Stated exercise →
Below are records; extract exactly the lines from the one containing "Give me the" through the last, both included, and keep the pictures out.

<<<<

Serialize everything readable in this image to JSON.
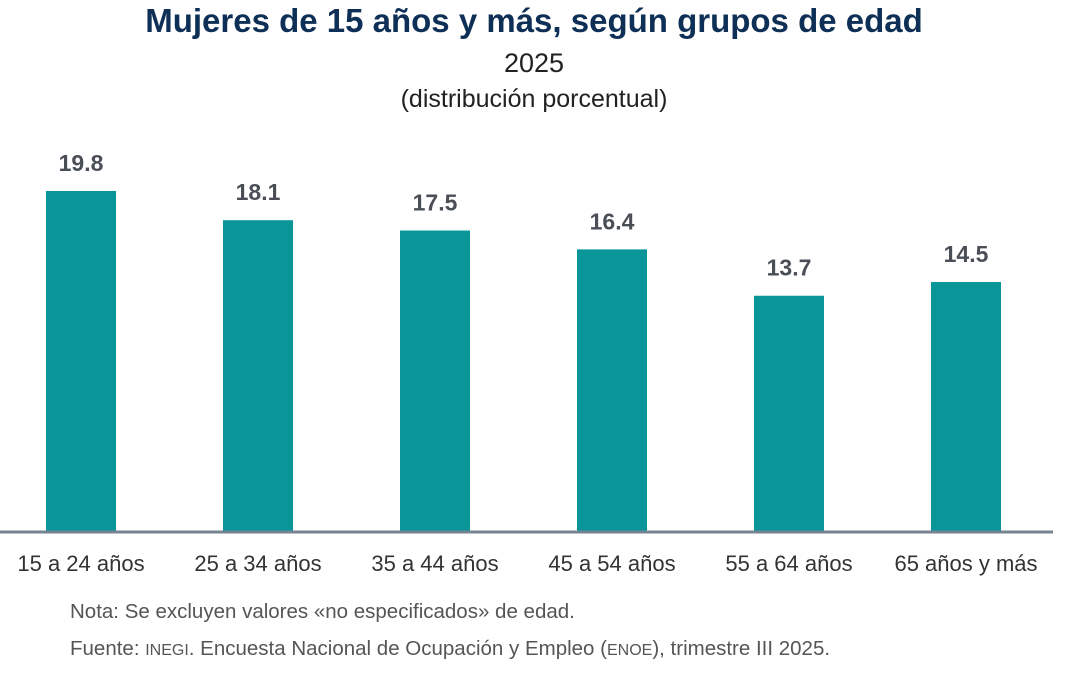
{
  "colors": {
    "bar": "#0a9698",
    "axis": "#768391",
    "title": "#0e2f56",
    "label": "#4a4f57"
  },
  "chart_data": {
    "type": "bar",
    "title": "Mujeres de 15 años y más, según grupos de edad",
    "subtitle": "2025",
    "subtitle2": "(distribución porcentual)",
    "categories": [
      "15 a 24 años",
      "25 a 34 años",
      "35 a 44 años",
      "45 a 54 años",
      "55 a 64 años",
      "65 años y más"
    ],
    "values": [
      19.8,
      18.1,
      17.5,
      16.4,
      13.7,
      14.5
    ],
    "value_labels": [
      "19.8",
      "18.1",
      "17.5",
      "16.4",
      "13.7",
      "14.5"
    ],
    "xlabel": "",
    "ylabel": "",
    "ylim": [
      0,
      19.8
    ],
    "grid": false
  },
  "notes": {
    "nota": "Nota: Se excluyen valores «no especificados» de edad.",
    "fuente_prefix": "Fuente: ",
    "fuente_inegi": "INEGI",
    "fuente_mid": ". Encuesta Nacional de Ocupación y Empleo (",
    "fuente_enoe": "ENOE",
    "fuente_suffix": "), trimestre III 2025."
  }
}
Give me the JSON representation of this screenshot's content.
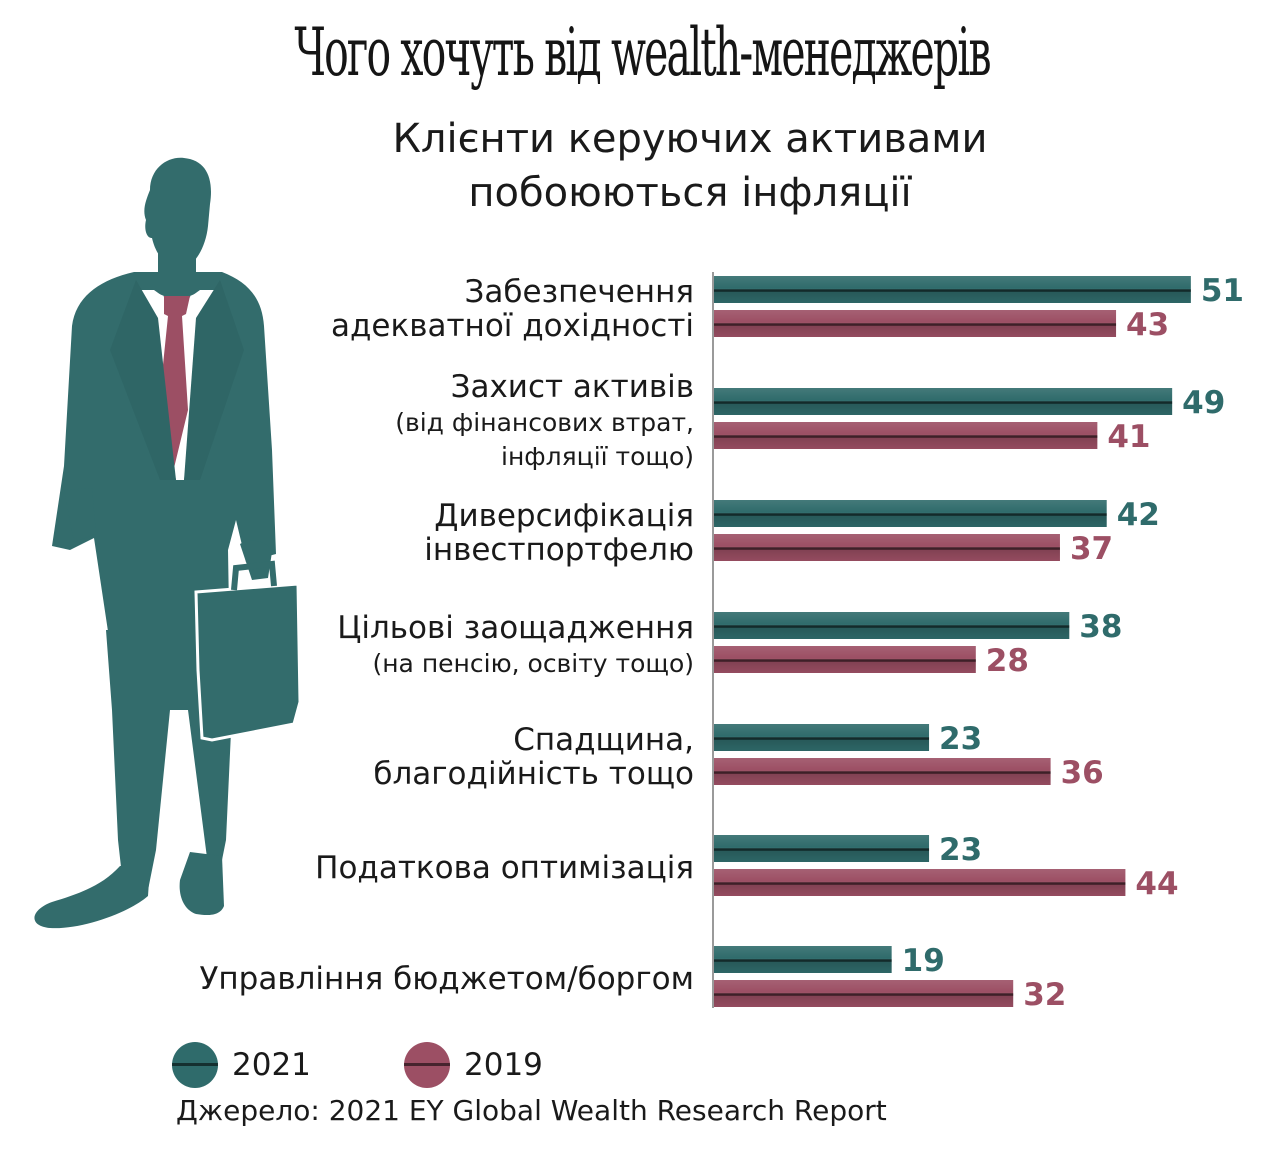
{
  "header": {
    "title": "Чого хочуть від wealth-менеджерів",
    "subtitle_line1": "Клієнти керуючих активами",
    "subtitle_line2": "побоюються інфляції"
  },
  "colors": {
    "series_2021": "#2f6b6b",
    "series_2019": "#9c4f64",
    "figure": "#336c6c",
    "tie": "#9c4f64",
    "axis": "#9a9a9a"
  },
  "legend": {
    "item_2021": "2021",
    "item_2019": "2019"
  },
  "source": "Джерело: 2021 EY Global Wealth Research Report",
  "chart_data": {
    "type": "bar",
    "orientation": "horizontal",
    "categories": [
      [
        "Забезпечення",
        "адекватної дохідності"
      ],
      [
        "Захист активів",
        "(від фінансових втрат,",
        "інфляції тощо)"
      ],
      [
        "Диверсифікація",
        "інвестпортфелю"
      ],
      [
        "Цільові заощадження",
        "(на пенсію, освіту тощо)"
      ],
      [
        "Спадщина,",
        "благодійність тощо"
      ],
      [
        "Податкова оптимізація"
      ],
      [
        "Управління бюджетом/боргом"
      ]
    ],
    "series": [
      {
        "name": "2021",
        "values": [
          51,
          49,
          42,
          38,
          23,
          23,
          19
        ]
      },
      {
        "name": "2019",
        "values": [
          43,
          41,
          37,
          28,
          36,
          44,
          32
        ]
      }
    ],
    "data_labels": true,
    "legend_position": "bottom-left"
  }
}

>>>>

Full answer →
Give me the JSON representation of this screenshot's content.
{
  "header": {
    "title": "Чого хочуть від wealth-менеджерів",
    "subtitle_line1": "Клієнти керуючих активами",
    "subtitle_line2": "побоюються інфляції"
  },
  "colors": {
    "series_2021": "#2f6b6b",
    "series_2019": "#9c4f64",
    "figure": "#336c6c",
    "tie": "#9c4f64",
    "axis": "#9a9a9a"
  },
  "legend": {
    "item_2021": "2021",
    "item_2019": "2019"
  },
  "source": "Джерело: 2021 EY Global Wealth Research Report",
  "chart_data": {
    "type": "bar",
    "orientation": "horizontal",
    "categories": [
      [
        "Забезпечення",
        "адекватної дохідності"
      ],
      [
        "Захист активів",
        "(від фінансових втрат,",
        "інфляції тощо)"
      ],
      [
        "Диверсифікація",
        "інвестпортфелю"
      ],
      [
        "Цільові заощадження",
        "(на пенсію, освіту тощо)"
      ],
      [
        "Спадщина,",
        "благодійність тощо"
      ],
      [
        "Податкова оптимізація"
      ],
      [
        "Управління бюджетом/боргом"
      ]
    ],
    "series": [
      {
        "name": "2021",
        "values": [
          51,
          49,
          42,
          38,
          23,
          23,
          19
        ]
      },
      {
        "name": "2019",
        "values": [
          43,
          41,
          37,
          28,
          36,
          44,
          32
        ]
      }
    ],
    "data_labels": true,
    "legend_position": "bottom-left"
  }
}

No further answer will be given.